◆ PROBLEM TO SOLVE ◆
Write out every entry exactly as it appears.
________________________________________
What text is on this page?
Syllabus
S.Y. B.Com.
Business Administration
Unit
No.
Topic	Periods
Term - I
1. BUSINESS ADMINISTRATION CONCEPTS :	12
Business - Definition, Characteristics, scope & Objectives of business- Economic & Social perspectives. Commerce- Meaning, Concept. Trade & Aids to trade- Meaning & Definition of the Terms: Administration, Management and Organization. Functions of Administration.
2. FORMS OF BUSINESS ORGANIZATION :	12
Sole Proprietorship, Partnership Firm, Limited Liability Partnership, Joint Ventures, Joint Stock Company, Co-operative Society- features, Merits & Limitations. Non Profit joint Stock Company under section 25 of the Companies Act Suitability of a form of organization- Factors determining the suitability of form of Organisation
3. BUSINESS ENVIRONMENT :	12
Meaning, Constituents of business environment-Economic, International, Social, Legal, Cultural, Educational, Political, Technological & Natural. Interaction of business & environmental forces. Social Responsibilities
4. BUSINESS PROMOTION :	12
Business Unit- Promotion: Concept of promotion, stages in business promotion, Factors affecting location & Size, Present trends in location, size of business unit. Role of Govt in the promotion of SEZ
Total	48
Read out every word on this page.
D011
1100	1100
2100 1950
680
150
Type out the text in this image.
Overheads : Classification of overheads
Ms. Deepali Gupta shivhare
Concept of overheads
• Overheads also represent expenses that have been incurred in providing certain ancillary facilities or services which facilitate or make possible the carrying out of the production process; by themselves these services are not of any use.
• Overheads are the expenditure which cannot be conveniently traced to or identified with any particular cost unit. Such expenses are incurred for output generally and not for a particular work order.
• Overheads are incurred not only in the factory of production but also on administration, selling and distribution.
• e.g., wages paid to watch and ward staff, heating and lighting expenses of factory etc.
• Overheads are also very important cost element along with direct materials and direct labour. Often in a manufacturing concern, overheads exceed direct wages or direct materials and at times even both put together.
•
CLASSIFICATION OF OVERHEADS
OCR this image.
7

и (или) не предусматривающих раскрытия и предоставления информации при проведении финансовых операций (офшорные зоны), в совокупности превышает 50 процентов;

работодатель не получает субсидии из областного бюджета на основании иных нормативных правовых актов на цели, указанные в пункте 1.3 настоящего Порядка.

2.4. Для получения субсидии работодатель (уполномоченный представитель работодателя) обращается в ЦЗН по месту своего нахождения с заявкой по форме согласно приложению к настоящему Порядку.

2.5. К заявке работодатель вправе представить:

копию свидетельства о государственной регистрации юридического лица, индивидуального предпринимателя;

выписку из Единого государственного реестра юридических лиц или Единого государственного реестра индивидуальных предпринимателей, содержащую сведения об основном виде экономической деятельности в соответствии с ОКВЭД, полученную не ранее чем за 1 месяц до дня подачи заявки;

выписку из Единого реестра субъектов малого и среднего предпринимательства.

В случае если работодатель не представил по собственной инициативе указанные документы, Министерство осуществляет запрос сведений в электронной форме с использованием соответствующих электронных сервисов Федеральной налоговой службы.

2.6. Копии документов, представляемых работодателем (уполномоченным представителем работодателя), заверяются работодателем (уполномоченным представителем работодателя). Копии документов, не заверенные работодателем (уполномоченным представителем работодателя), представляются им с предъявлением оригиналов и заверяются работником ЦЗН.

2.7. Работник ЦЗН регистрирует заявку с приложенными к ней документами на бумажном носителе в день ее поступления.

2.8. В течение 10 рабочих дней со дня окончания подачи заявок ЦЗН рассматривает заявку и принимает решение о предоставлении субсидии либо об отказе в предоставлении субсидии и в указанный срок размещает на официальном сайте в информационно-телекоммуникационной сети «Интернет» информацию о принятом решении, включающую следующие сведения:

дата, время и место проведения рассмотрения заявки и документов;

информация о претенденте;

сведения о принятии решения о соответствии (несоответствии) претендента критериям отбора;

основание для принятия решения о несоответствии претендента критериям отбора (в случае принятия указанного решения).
________________________________________
◆ TASK RESULT ◆
What text is on this page?
Syllabus
S.Y. B.Com.
Business Administration
Unit
No.
Topic	Periods
Term - I
1. BUSINESS ADMINISTRATION CONCEPTS :	12
Business - Definition, Characteristics, scope & Objectives of business- Economic & Social perspectives. Commerce- Meaning, Concept. Trade & Aids to trade- Meaning & Definition of the Terms: Administration, Management and Organization. Functions of Administration.
2. FORMS OF BUSINESS ORGANIZATION :	12
Sole Proprietorship, Partnership Firm, Limited Liability Partnership, Joint Ventures, Joint Stock Company, Co-operative Society- features, Merits & Limitations. Non Profit joint Stock Company under section 25 of the Companies Act Suitability of a form of organization- Factors determining the suitability of form of Organisation
3. BUSINESS ENVIRONMENT :	12
Meaning, Constituents of business environment-Economic, International, Social, Legal, Cultural, Educational, Political, Technological & Natural. Interaction of business & environmental forces. Social Responsibilities
4. BUSINESS PROMOTION :	12
Business Unit- Promotion: Concept of promotion, stages in business promotion, Factors affecting location & Size, Present trends in location, size of business unit. Role of Govt in the promotion of SEZ
Total	48
Read out every word on this page.
D011
1100	1100
2100 1950
680
150
Type out the text in this image.
Overheads : Classification of overheads
Ms. Deepali Gupta shivhare
Concept of overheads
• Overheads also represent expenses that have been incurred in providing certain ancillary facilities or services which facilitate or make possible the carrying out of the production process; by themselves these services are not of any use.
• Overheads are the expenditure which cannot be conveniently traced to or identified with any particular cost unit. Such expenses are incurred for output generally and not for a particular work order.
• Overheads are incurred not only in the factory of production but also on administration, selling and distribution.
• e.g., wages paid to watch and ward staff, heating and lighting expenses of factory etc.
• Overheads are also very important cost element along with direct materials and direct labour. Often in a manufacturing concern, overheads exceed direct wages or direct materials and at times even both put together.
•
CLASSIFICATION OF OVERHEADS
OCR this image.
7

и (или) не предусматривающих раскрытия и предоставления информации при проведении финансовых операций (офшорные зоны), в совокупности превышает 50 процентов;

работодатель не получает субсидии из областного бюджета на основании иных нормативных правовых актов на цели, указанные в пункте 1.3 настоящего Порядка.

2.4. Для получения субсидии работодатель (уполномоченный представитель работодателя) обращается в ЦЗН по месту своего нахождения с заявкой по форме согласно приложению к настоящему Порядку.

2.5. К заявке работодатель вправе представить:

копию свидетельства о государственной регистрации юридического лица, индивидуального предпринимателя;

выписку из Единого государственного реестра юридических лиц или Единого государственного реестра индивидуальных предпринимателей, содержащую сведения об основном виде экономической деятельности в соответствии с ОКВЭД, полученную не ранее чем за 1 месяц до дня подачи заявки;

выписку из Единого реестра субъектов малого и среднего предпринимательства.

В случае если работодатель не представил по собственной инициативе указанные документы, Министерство осуществляет запрос сведений в электронной форме с использованием соответствующих электронных сервисов Федеральной налоговой службы.

2.6. Копии документов, представляемых работодателем (уполномоченным представителем работодателя), заверяются работодателем (уполномоченным представителем работодателя). Копии документов, не заверенные работодателем (уполномоченным представителем работодателя), представляются им с предъявлением оригиналов и заверяются работником ЦЗН.

2.7. Работник ЦЗН регистрирует заявку с приложенными к ней документами на бумажном носителе в день ее поступления.

2.8. В течение 10 рабочих дней со дня окончания подачи заявок ЦЗН рассматривает заявку и принимает решение о предоставлении субсидии либо об отказе в предоставлении субсидии и в указанный срок размещает на официальном сайте в информационно-телекоммуникационной сети «Интернет» информацию о принятом решении, включающую следующие сведения:

дата, время и место проведения рассмотрения заявки и документов;

информация о претенденте;

сведения о принятии решения о соответствии (несоответствии) претендента критериям отбора;

основание для принятия решения о несоответствии претендента критериям отбора (в случае принятия указанного решения).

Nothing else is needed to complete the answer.